**Your goal**
Repeat every record below exactly, omitting any pictures.

**Provided records**
====

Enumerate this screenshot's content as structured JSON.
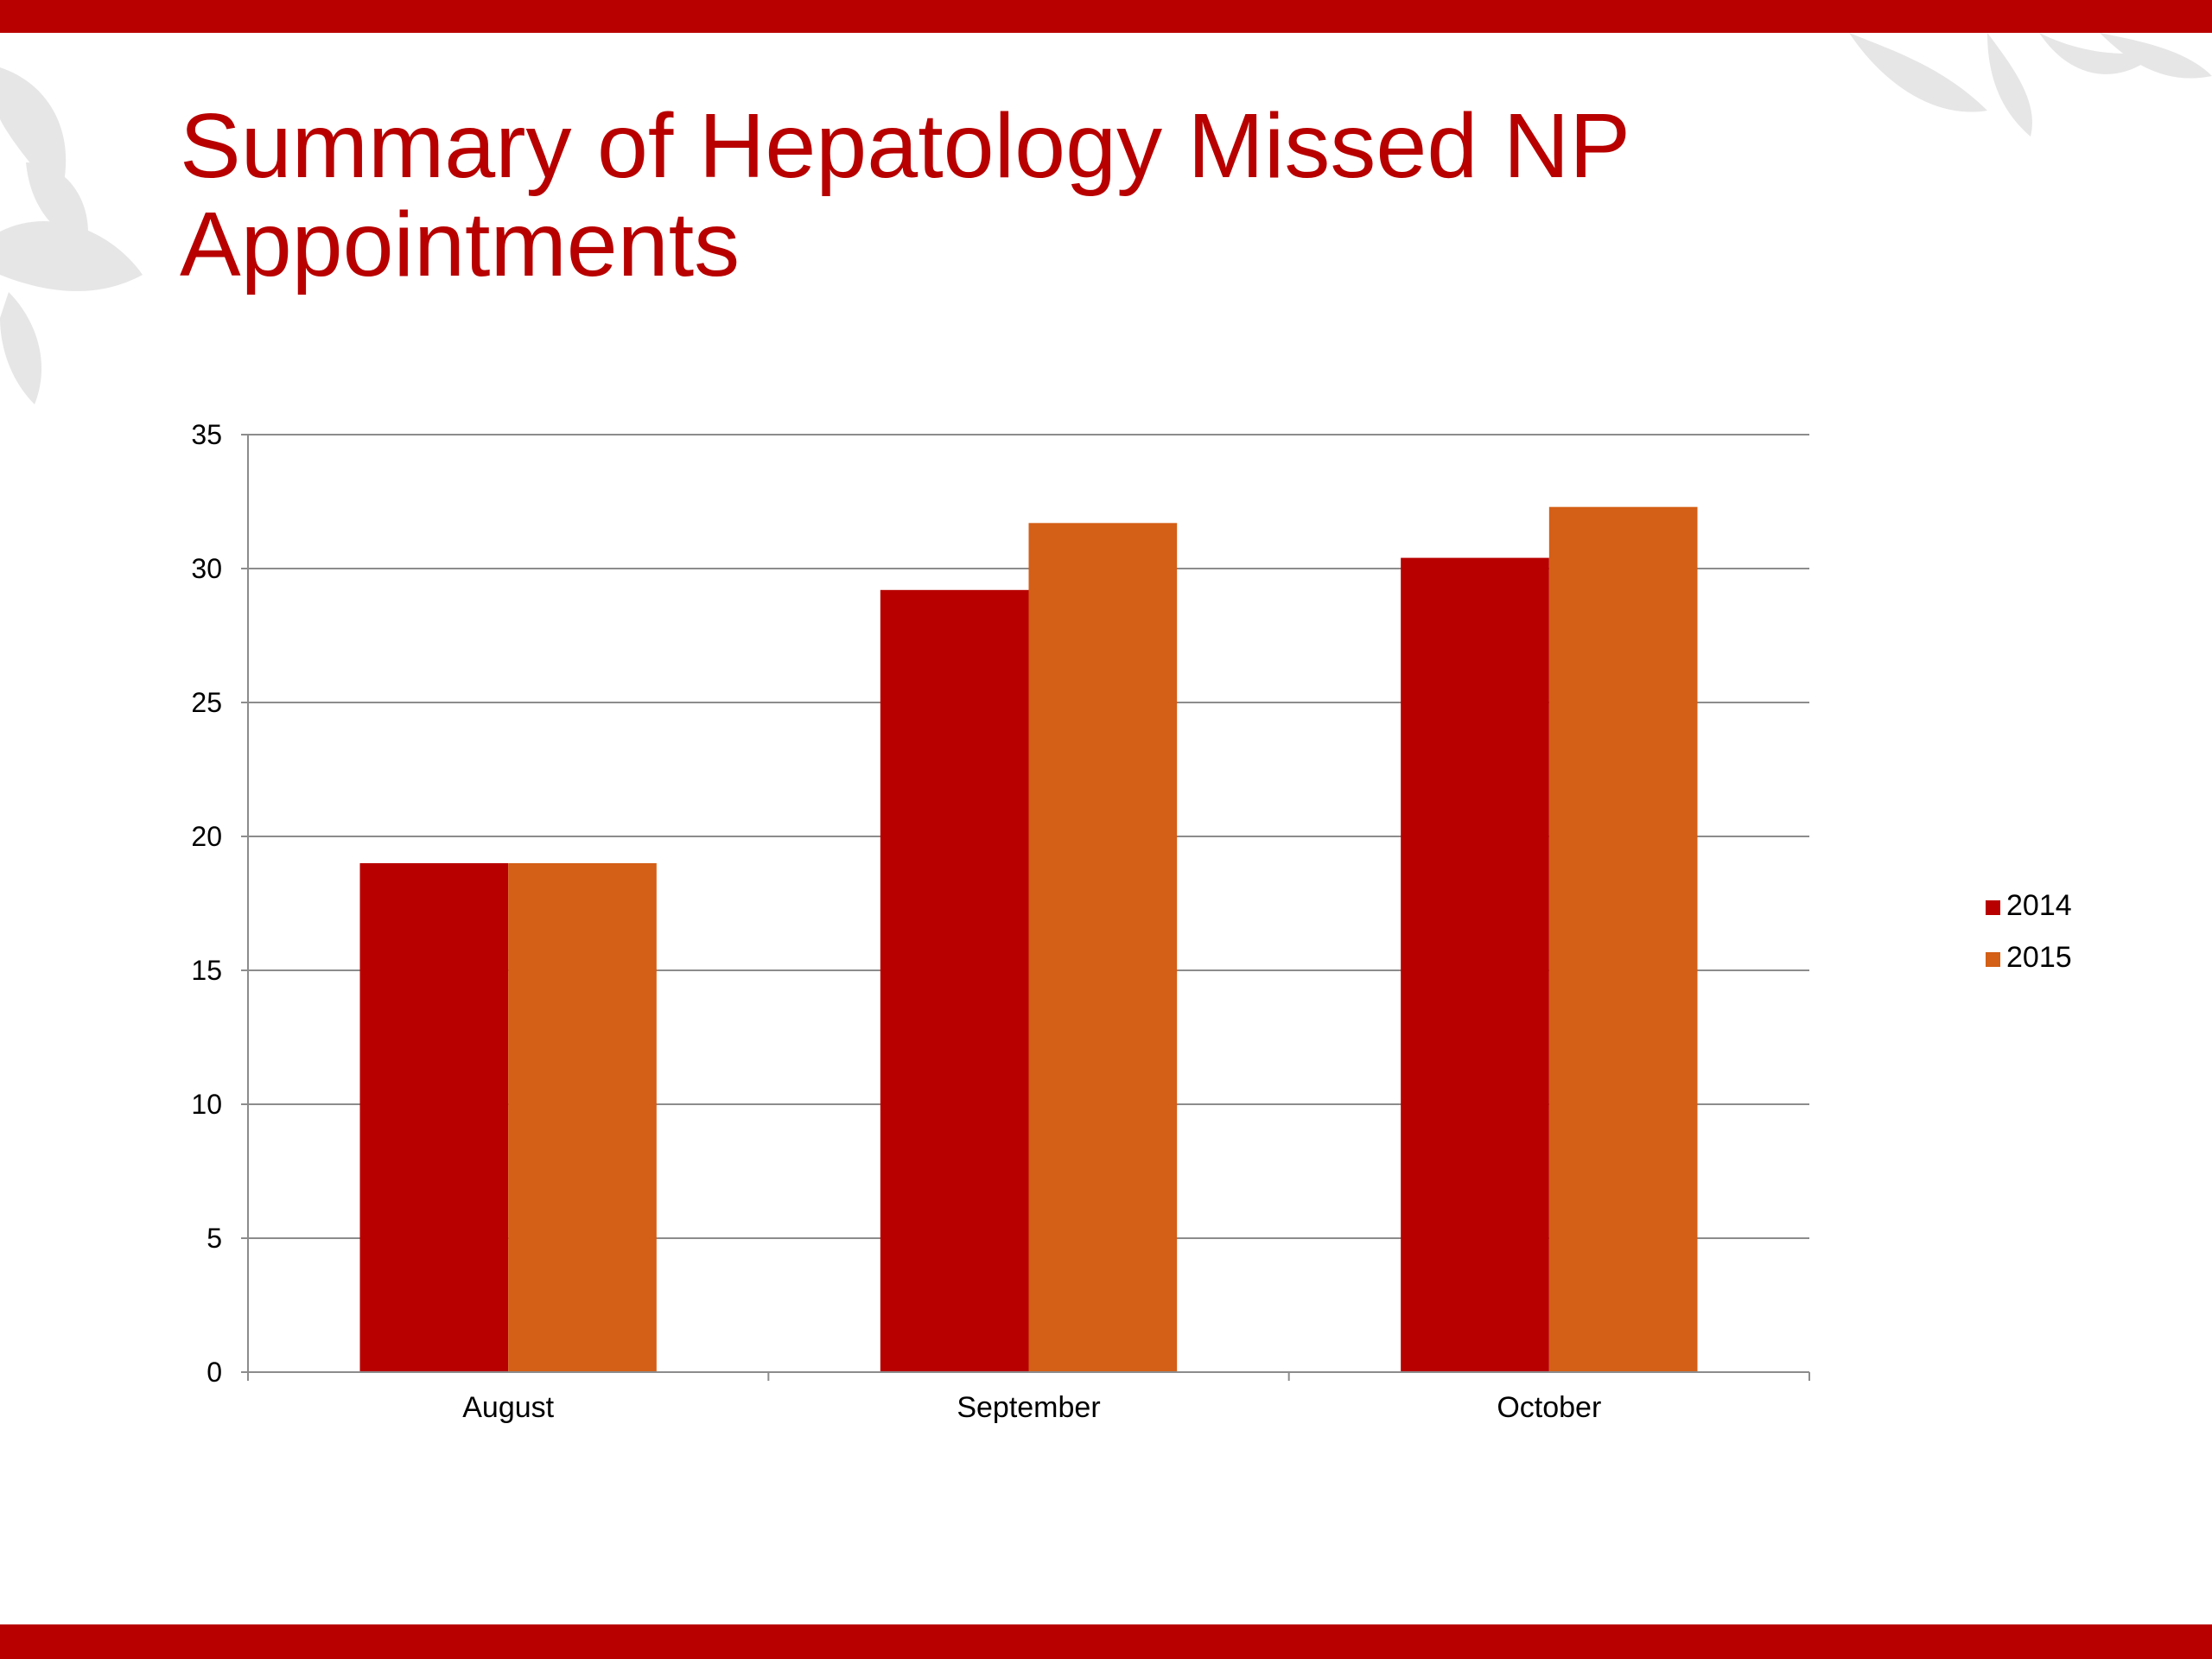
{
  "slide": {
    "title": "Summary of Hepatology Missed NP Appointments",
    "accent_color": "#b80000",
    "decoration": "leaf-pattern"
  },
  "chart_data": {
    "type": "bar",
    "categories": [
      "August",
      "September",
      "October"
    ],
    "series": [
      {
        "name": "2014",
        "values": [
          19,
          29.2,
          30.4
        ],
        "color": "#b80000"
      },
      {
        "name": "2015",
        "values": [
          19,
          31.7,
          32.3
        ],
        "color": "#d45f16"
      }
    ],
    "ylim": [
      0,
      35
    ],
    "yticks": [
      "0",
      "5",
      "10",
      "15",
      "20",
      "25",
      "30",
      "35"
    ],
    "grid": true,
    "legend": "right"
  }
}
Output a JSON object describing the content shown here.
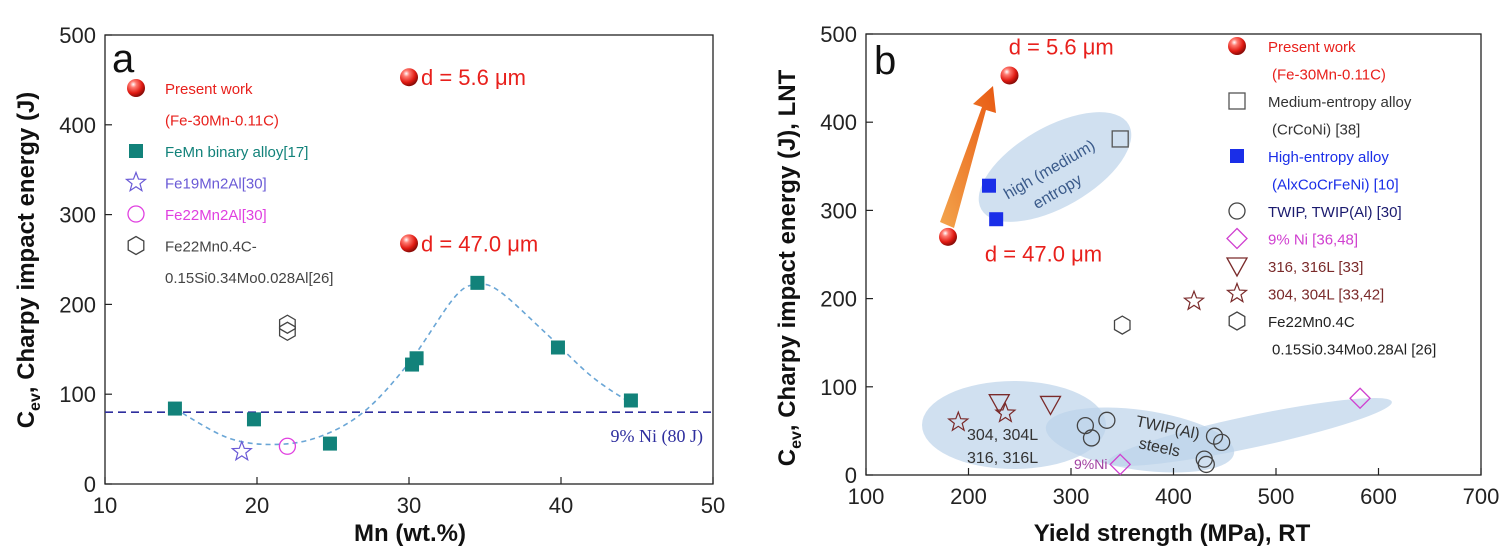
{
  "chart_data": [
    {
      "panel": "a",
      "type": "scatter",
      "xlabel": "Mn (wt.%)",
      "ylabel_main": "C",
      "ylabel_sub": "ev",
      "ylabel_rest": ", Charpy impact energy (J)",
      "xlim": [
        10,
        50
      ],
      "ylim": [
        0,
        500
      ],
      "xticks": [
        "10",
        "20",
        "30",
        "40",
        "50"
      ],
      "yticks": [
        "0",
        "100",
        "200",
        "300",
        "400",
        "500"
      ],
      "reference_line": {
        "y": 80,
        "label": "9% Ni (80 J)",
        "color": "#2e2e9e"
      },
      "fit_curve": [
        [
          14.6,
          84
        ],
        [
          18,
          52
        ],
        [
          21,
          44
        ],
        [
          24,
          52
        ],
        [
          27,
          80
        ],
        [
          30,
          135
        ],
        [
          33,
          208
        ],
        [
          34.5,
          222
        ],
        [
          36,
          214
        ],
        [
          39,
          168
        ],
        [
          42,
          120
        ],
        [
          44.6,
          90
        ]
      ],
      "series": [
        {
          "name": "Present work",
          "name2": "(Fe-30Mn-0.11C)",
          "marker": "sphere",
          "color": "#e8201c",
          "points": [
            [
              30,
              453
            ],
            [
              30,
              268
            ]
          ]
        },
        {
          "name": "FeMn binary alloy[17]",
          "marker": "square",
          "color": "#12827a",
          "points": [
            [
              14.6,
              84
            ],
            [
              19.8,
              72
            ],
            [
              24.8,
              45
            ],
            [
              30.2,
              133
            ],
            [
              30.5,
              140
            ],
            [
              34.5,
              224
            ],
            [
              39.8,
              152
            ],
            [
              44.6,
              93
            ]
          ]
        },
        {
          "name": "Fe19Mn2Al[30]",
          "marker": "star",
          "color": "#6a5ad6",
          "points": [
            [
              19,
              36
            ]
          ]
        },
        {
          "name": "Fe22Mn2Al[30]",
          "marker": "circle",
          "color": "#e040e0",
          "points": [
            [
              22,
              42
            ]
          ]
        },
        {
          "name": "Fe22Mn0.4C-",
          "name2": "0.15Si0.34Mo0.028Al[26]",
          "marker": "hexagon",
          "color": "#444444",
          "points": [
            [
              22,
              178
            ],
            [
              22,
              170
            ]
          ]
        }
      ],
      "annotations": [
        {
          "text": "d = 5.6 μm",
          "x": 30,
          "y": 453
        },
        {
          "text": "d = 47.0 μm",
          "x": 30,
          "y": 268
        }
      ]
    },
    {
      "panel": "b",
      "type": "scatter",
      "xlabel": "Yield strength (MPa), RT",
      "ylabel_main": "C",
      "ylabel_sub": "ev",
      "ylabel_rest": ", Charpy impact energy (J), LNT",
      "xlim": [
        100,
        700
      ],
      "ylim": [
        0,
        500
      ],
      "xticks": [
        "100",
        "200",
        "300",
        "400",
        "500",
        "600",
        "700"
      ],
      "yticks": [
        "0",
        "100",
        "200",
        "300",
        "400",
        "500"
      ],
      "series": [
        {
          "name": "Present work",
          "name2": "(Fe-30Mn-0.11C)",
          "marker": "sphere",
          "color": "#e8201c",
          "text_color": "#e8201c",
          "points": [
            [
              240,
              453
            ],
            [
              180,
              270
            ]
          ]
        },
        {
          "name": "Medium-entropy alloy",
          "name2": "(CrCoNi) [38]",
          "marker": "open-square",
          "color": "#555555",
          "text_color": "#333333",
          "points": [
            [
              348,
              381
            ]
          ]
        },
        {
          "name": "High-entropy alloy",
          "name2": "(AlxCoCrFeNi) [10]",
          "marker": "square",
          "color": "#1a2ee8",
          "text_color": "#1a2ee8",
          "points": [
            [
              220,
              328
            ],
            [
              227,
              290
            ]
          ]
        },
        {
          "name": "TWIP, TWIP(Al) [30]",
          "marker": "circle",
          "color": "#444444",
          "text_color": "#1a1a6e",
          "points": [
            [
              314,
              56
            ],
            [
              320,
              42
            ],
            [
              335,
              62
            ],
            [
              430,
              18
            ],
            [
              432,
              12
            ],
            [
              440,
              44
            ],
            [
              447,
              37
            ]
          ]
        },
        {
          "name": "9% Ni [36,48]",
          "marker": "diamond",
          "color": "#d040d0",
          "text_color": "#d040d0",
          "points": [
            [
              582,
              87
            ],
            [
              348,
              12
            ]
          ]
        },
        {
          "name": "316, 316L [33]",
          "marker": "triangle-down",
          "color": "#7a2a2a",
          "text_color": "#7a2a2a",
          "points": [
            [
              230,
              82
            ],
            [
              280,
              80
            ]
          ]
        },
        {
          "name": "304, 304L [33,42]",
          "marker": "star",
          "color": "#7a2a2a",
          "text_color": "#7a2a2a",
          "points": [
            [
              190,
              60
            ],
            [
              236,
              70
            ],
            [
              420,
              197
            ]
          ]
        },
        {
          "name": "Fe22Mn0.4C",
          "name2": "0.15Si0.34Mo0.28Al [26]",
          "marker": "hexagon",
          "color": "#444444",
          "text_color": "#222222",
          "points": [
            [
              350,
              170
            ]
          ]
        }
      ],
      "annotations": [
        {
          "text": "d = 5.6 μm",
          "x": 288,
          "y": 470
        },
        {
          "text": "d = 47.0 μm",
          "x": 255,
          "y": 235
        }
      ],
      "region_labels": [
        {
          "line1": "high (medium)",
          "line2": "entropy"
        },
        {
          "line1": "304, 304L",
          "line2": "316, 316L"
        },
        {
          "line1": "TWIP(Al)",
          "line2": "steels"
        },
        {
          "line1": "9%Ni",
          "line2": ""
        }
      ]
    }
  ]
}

====

**Solved exercise**
Enumerate this screenshot's content as structured JSON.
{
  "slide": {
    "title": "Summary of Hepatology Missed NP Appointments",
    "accent_color": "#b80000",
    "decoration": "leaf-pattern"
  },
  "chart_data": {
    "type": "bar",
    "categories": [
      "August",
      "September",
      "October"
    ],
    "series": [
      {
        "name": "2014",
        "values": [
          19,
          29.2,
          30.4
        ],
        "color": "#b80000"
      },
      {
        "name": "2015",
        "values": [
          19,
          31.7,
          32.3
        ],
        "color": "#d45f16"
      }
    ],
    "ylim": [
      0,
      35
    ],
    "yticks": [
      "0",
      "5",
      "10",
      "15",
      "20",
      "25",
      "30",
      "35"
    ],
    "grid": true,
    "legend": "right"
  }
}
Output a JSON object describing the content shown here.
{
  "chart_data": [
    {
      "panel": "a",
      "type": "scatter",
      "xlabel": "Mn (wt.%)",
      "ylabel_main": "C",
      "ylabel_sub": "ev",
      "ylabel_rest": ", Charpy impact energy (J)",
      "xlim": [
        10,
        50
      ],
      "ylim": [
        0,
        500
      ],
      "xticks": [
        "10",
        "20",
        "30",
        "40",
        "50"
      ],
      "yticks": [
        "0",
        "100",
        "200",
        "300",
        "400",
        "500"
      ],
      "reference_line": {
        "y": 80,
        "label": "9% Ni (80 J)",
        "color": "#2e2e9e"
      },
      "fit_curve": [
        [
          14.6,
          84
        ],
        [
          18,
          52
        ],
        [
          21,
          44
        ],
        [
          24,
          52
        ],
        [
          27,
          80
        ],
        [
          30,
          135
        ],
        [
          33,
          208
        ],
        [
          34.5,
          222
        ],
        [
          36,
          214
        ],
        [
          39,
          168
        ],
        [
          42,
          120
        ],
        [
          44.6,
          90
        ]
      ],
      "series": [
        {
          "name": "Present work",
          "name2": "(Fe-30Mn-0.11C)",
          "marker": "sphere",
          "color": "#e8201c",
          "points": [
            [
              30,
              453
            ],
            [
              30,
              268
            ]
          ]
        },
        {
          "name": "FeMn binary alloy[17]",
          "marker": "square",
          "color": "#12827a",
          "points": [
            [
              14.6,
              84
            ],
            [
              19.8,
              72
            ],
            [
              24.8,
              45
            ],
            [
              30.2,
              133
            ],
            [
              30.5,
              140
            ],
            [
              34.5,
              224
            ],
            [
              39.8,
              152
            ],
            [
              44.6,
              93
            ]
          ]
        },
        {
          "name": "Fe19Mn2Al[30]",
          "marker": "star",
          "color": "#6a5ad6",
          "points": [
            [
              19,
              36
            ]
          ]
        },
        {
          "name": "Fe22Mn2Al[30]",
          "marker": "circle",
          "color": "#e040e0",
          "points": [
            [
              22,
              42
            ]
          ]
        },
        {
          "name": "Fe22Mn0.4C-",
          "name2": "0.15Si0.34Mo0.028Al[26]",
          "marker": "hexagon",
          "color": "#444444",
          "points": [
            [
              22,
              178
            ],
            [
              22,
              170
            ]
          ]
        }
      ],
      "annotations": [
        {
          "text": "d = 5.6 μm",
          "x": 30,
          "y": 453
        },
        {
          "text": "d = 47.0 μm",
          "x": 30,
          "y": 268
        }
      ]
    },
    {
      "panel": "b",
      "type": "scatter",
      "xlabel": "Yield strength (MPa), RT",
      "ylabel_main": "C",
      "ylabel_sub": "ev",
      "ylabel_rest": ", Charpy impact energy (J), LNT",
      "xlim": [
        100,
        700
      ],
      "ylim": [
        0,
        500
      ],
      "xticks": [
        "100",
        "200",
        "300",
        "400",
        "500",
        "600",
        "700"
      ],
      "yticks": [
        "0",
        "100",
        "200",
        "300",
        "400",
        "500"
      ],
      "series": [
        {
          "name": "Present work",
          "name2": "(Fe-30Mn-0.11C)",
          "marker": "sphere",
          "color": "#e8201c",
          "text_color": "#e8201c",
          "points": [
            [
              240,
              453
            ],
            [
              180,
              270
            ]
          ]
        },
        {
          "name": "Medium-entropy alloy",
          "name2": "(CrCoNi) [38]",
          "marker": "open-square",
          "color": "#555555",
          "text_color": "#333333",
          "points": [
            [
              348,
              381
            ]
          ]
        },
        {
          "name": "High-entropy alloy",
          "name2": "(AlxCoCrFeNi) [10]",
          "marker": "square",
          "color": "#1a2ee8",
          "text_color": "#1a2ee8",
          "points": [
            [
              220,
              328
            ],
            [
              227,
              290
            ]
          ]
        },
        {
          "name": "TWIP, TWIP(Al) [30]",
          "marker": "circle",
          "color": "#444444",
          "text_color": "#1a1a6e",
          "points": [
            [
              314,
              56
            ],
            [
              320,
              42
            ],
            [
              335,
              62
            ],
            [
              430,
              18
            ],
            [
              432,
              12
            ],
            [
              440,
              44
            ],
            [
              447,
              37
            ]
          ]
        },
        {
          "name": "9% Ni [36,48]",
          "marker": "diamond",
          "color": "#d040d0",
          "text_color": "#d040d0",
          "points": [
            [
              582,
              87
            ],
            [
              348,
              12
            ]
          ]
        },
        {
          "name": "316, 316L [33]",
          "marker": "triangle-down",
          "color": "#7a2a2a",
          "text_color": "#7a2a2a",
          "points": [
            [
              230,
              82
            ],
            [
              280,
              80
            ]
          ]
        },
        {
          "name": "304, 304L [33,42]",
          "marker": "star",
          "color": "#7a2a2a",
          "text_color": "#7a2a2a",
          "points": [
            [
              190,
              60
            ],
            [
              236,
              70
            ],
            [
              420,
              197
            ]
          ]
        },
        {
          "name": "Fe22Mn0.4C",
          "name2": "0.15Si0.34Mo0.28Al [26]",
          "marker": "hexagon",
          "color": "#444444",
          "text_color": "#222222",
          "points": [
            [
              350,
              170
            ]
          ]
        }
      ],
      "annotations": [
        {
          "text": "d = 5.6 μm",
          "x": 288,
          "y": 470
        },
        {
          "text": "d = 47.0 μm",
          "x": 255,
          "y": 235
        }
      ],
      "region_labels": [
        {
          "line1": "high (medium)",
          "line2": "entropy"
        },
        {
          "line1": "304, 304L",
          "line2": "316, 316L"
        },
        {
          "line1": "TWIP(Al)",
          "line2": "steels"
        },
        {
          "line1": "9%Ni",
          "line2": ""
        }
      ]
    }
  ]
}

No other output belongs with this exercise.